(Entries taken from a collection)
## begin
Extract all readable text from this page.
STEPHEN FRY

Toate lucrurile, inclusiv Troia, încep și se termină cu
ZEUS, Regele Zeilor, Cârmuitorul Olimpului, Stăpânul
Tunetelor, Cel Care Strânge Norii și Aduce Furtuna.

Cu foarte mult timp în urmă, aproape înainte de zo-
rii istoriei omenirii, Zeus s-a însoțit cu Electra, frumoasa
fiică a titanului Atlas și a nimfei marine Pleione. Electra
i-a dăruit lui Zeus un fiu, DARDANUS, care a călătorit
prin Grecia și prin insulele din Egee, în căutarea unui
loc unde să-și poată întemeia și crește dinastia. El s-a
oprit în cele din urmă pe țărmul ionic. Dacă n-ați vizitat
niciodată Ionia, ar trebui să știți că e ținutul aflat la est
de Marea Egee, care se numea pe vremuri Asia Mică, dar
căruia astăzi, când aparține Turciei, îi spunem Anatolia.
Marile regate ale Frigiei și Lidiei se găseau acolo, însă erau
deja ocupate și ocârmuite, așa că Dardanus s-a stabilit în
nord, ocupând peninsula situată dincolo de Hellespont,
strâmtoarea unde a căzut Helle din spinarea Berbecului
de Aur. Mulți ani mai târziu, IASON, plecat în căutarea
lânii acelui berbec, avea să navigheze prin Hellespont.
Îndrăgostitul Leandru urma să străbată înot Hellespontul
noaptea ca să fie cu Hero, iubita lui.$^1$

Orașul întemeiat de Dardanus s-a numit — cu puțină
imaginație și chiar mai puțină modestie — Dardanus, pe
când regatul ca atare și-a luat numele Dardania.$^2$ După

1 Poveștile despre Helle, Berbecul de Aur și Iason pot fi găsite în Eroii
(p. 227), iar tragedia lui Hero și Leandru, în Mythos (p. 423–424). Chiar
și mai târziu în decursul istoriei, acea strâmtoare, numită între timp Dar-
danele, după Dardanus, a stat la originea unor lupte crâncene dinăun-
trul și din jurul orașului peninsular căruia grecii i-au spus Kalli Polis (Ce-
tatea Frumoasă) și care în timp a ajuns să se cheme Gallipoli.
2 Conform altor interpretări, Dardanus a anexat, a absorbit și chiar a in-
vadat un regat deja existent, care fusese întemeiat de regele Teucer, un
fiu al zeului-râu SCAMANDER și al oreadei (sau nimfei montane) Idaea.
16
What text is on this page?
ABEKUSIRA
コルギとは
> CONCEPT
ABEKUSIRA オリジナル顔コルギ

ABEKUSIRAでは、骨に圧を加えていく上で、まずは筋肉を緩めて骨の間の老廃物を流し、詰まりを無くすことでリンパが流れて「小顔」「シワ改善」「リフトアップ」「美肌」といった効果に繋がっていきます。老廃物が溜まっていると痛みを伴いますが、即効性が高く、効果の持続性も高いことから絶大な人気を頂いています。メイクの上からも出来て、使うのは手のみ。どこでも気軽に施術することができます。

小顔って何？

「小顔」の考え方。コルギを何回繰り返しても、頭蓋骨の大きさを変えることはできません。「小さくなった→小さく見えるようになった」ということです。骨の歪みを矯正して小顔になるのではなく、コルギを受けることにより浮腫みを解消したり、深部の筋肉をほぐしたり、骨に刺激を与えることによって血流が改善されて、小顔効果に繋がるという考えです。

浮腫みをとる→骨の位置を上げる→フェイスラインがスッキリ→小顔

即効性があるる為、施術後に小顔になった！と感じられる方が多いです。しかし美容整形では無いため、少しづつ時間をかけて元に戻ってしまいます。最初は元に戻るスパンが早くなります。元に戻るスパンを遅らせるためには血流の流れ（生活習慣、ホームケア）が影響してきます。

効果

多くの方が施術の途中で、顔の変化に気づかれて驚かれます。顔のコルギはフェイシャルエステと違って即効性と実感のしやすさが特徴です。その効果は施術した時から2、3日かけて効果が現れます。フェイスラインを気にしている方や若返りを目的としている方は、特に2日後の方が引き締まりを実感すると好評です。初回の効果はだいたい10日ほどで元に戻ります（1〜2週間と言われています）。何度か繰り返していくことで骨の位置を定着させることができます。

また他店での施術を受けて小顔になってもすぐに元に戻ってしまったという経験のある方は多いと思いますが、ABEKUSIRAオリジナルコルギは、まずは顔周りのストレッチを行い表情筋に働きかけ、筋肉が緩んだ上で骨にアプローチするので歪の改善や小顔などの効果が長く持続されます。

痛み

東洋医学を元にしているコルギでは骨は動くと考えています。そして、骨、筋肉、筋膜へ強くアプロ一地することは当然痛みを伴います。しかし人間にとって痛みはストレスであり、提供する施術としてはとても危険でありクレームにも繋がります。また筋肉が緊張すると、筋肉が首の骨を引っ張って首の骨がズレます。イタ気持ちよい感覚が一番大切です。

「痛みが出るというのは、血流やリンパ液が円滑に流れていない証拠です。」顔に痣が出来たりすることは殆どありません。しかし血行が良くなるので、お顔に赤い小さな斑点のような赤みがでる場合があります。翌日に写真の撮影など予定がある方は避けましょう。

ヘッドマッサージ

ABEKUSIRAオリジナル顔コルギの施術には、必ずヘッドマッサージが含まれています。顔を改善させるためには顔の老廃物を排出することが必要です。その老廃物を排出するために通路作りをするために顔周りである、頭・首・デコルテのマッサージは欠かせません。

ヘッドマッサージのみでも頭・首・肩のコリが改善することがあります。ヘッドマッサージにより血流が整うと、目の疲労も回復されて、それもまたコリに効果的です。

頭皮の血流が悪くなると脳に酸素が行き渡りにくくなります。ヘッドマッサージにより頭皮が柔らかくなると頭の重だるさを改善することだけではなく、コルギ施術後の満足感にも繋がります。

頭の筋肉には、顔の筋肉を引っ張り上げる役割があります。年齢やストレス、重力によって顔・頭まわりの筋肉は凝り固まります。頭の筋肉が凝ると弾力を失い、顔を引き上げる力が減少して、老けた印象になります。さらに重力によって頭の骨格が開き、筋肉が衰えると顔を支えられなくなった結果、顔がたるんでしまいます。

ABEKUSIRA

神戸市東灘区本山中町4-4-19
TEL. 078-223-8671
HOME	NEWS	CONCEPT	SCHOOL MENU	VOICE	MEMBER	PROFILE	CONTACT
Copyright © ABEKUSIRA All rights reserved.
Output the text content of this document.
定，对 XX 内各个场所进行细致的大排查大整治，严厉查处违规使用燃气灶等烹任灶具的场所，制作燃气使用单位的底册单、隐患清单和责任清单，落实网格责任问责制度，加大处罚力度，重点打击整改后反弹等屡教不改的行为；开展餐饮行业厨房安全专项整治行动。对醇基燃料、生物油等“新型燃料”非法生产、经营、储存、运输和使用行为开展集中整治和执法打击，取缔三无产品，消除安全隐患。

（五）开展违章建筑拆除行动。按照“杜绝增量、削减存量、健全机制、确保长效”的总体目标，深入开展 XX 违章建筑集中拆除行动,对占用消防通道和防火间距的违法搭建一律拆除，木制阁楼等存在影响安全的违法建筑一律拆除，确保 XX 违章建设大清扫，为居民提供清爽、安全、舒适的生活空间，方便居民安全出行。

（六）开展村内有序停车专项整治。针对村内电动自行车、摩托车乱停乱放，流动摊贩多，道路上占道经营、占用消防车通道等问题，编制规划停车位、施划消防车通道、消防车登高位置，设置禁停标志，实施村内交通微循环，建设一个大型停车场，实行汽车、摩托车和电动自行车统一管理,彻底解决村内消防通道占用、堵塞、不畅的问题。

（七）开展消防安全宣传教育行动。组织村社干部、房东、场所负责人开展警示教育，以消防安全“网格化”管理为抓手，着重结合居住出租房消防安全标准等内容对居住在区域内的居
## end
- _Exercise requirements_: Return exactly the lines from the one containing "Output the text content of this document." to the last line of the data, and nothing more.

- _Task result_:
Output the text content of this document.
定，对 XX 内各个场所进行细致的大排查大整治，严厉查处违规使用燃气灶等烹任灶具的场所，制作燃气使用单位的底册单、隐患清单和责任清单，落实网格责任问责制度，加大处罚力度，重点打击整改后反弹等屡教不改的行为；开展餐饮行业厨房安全专项整治行动。对醇基燃料、生物油等“新型燃料”非法生产、经营、储存、运输和使用行为开展集中整治和执法打击，取缔三无产品，消除安全隐患。

（五）开展违章建筑拆除行动。按照“杜绝增量、削减存量、健全机制、确保长效”的总体目标，深入开展 XX 违章建筑集中拆除行动,对占用消防通道和防火间距的违法搭建一律拆除，木制阁楼等存在影响安全的违法建筑一律拆除，确保 XX 违章建设大清扫，为居民提供清爽、安全、舒适的生活空间，方便居民安全出行。

（六）开展村内有序停车专项整治。针对村内电动自行车、摩托车乱停乱放，流动摊贩多，道路上占道经营、占用消防车通道等问题，编制规划停车位、施划消防车通道、消防车登高位置，设置禁停标志，实施村内交通微循环，建设一个大型停车场，实行汽车、摩托车和电动自行车统一管理,彻底解决村内消防通道占用、堵塞、不畅的问题。

（七）开展消防安全宣传教育行动。组织村社干部、房东、场所负责人开展警示教育，以消防安全“网格化”管理为抓手，着重结合居住出租房消防安全标准等内容对居住在区域内的居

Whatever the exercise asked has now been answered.